• [Request]
Pick out the lines below with "xlabel" and list them.
[Start]
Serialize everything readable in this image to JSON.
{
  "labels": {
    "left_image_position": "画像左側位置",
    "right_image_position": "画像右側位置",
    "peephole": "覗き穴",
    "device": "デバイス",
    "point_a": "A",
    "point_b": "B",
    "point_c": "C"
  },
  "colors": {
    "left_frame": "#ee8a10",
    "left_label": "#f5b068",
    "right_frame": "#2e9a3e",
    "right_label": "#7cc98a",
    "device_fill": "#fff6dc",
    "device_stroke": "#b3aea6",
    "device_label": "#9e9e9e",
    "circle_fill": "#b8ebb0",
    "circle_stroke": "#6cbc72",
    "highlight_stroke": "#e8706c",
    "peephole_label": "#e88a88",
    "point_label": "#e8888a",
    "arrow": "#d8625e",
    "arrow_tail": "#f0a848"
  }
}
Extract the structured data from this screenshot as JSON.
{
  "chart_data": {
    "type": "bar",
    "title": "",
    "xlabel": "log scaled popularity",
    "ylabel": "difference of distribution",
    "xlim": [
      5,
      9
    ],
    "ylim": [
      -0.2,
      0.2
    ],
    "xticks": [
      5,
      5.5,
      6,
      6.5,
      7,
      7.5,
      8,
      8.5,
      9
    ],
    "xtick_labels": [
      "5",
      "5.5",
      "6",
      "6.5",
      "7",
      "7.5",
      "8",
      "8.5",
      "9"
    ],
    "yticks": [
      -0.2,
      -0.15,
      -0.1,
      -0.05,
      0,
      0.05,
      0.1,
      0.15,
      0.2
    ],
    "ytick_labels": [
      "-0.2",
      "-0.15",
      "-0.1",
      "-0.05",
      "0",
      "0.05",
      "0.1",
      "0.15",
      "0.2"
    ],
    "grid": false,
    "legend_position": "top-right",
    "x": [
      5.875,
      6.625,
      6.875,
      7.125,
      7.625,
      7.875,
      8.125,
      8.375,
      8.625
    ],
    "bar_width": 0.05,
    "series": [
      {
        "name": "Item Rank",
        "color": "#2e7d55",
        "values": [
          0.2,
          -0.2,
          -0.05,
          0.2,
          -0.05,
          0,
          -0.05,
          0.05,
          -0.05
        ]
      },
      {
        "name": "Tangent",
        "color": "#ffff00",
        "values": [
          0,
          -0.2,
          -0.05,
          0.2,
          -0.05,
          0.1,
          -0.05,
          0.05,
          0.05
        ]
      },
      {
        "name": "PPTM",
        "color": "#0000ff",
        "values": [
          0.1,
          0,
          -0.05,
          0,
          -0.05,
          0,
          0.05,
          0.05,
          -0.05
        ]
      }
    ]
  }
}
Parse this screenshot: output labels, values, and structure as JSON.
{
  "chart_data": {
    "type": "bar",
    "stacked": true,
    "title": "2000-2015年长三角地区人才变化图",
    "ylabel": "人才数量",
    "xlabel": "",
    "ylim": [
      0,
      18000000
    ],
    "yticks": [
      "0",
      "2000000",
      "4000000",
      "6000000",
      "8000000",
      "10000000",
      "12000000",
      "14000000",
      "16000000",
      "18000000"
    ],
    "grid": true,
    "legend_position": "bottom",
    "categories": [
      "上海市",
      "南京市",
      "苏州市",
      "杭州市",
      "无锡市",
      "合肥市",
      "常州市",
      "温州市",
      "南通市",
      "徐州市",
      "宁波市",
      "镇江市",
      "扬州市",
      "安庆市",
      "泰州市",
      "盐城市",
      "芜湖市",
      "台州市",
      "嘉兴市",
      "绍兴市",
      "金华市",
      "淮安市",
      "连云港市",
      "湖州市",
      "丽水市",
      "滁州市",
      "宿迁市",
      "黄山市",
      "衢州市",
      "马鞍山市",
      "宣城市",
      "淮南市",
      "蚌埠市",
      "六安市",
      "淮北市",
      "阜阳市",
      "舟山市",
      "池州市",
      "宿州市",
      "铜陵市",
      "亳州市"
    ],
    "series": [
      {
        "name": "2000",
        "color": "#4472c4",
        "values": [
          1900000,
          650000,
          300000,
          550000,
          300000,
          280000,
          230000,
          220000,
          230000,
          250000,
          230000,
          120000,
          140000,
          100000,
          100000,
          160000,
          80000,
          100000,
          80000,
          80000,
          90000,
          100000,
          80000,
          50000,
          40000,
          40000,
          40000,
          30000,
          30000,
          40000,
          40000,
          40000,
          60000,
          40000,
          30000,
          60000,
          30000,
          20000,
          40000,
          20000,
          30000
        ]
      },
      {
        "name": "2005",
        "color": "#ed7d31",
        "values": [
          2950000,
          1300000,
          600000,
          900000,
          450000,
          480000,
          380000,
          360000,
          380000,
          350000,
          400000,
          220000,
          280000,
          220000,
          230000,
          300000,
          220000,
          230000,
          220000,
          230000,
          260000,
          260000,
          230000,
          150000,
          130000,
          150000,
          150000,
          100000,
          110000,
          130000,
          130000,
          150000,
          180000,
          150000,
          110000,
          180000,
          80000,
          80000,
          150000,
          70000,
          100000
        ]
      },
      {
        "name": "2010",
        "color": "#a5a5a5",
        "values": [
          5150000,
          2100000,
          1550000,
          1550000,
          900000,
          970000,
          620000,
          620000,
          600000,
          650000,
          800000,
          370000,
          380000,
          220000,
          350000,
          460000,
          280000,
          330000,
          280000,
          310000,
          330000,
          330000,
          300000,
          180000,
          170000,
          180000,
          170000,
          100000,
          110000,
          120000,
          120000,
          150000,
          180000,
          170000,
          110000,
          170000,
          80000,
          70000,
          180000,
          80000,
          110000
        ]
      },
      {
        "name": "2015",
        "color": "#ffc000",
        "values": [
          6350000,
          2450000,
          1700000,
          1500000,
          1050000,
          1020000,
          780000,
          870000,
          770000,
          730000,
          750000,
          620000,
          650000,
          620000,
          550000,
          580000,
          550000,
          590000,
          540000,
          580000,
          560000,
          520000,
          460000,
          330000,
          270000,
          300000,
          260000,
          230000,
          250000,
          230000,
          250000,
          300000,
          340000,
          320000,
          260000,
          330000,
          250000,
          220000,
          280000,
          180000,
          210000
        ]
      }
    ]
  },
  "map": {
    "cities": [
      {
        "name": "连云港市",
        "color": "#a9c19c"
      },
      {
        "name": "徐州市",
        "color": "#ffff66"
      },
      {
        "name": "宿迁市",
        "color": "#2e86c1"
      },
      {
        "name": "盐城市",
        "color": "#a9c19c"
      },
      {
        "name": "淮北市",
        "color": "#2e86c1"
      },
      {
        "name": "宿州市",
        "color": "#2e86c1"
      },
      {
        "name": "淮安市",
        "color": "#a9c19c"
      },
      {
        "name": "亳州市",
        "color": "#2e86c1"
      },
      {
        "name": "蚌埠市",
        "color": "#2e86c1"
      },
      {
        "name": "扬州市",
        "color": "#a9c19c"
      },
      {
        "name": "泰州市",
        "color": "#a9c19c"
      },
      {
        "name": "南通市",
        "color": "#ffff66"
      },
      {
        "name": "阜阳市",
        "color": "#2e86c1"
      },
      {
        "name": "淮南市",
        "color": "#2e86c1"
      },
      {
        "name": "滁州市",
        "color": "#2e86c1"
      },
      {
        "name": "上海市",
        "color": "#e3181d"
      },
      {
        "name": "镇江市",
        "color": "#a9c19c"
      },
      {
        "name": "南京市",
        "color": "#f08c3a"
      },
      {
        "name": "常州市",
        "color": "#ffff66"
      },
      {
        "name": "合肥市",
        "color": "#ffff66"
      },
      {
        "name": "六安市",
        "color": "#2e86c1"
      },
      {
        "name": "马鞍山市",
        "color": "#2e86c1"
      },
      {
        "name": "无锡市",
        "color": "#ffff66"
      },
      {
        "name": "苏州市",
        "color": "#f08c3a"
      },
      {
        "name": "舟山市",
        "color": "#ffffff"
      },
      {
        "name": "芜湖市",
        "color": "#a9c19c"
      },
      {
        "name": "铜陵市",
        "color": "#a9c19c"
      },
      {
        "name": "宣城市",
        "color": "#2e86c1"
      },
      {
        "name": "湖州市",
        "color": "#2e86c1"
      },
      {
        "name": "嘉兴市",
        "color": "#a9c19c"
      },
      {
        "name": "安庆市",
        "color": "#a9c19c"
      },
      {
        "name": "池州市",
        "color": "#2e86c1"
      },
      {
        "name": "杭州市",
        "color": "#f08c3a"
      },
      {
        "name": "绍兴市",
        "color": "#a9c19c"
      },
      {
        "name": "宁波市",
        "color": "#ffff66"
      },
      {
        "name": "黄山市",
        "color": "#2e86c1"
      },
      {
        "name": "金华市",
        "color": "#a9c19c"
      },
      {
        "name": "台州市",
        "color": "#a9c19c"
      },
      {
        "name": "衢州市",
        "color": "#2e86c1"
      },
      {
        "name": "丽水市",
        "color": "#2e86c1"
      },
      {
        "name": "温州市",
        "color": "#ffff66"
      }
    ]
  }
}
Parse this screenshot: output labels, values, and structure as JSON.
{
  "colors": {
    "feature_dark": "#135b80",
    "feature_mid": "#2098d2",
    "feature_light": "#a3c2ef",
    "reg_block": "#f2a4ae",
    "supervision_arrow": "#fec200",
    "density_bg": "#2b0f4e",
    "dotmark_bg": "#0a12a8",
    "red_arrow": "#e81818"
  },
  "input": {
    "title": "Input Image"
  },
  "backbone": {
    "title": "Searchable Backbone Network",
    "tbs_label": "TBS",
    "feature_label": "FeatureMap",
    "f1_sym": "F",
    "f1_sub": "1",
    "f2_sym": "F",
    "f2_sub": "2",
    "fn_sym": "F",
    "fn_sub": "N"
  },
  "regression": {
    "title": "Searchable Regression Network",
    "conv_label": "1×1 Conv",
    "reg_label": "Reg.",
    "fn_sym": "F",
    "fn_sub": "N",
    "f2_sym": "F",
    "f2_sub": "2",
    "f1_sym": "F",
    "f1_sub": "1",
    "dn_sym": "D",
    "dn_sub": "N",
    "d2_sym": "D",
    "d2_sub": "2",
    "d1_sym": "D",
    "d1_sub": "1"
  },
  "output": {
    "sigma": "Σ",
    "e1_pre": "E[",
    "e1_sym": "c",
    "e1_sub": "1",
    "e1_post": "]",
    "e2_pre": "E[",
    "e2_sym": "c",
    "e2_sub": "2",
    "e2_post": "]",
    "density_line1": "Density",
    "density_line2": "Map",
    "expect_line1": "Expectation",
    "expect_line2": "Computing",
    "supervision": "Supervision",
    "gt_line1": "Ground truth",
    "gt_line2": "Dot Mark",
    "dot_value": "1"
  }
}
[End]
• [Result of the exercise]
    "xlabel": "log scaled popularity",
    "xlabel": "",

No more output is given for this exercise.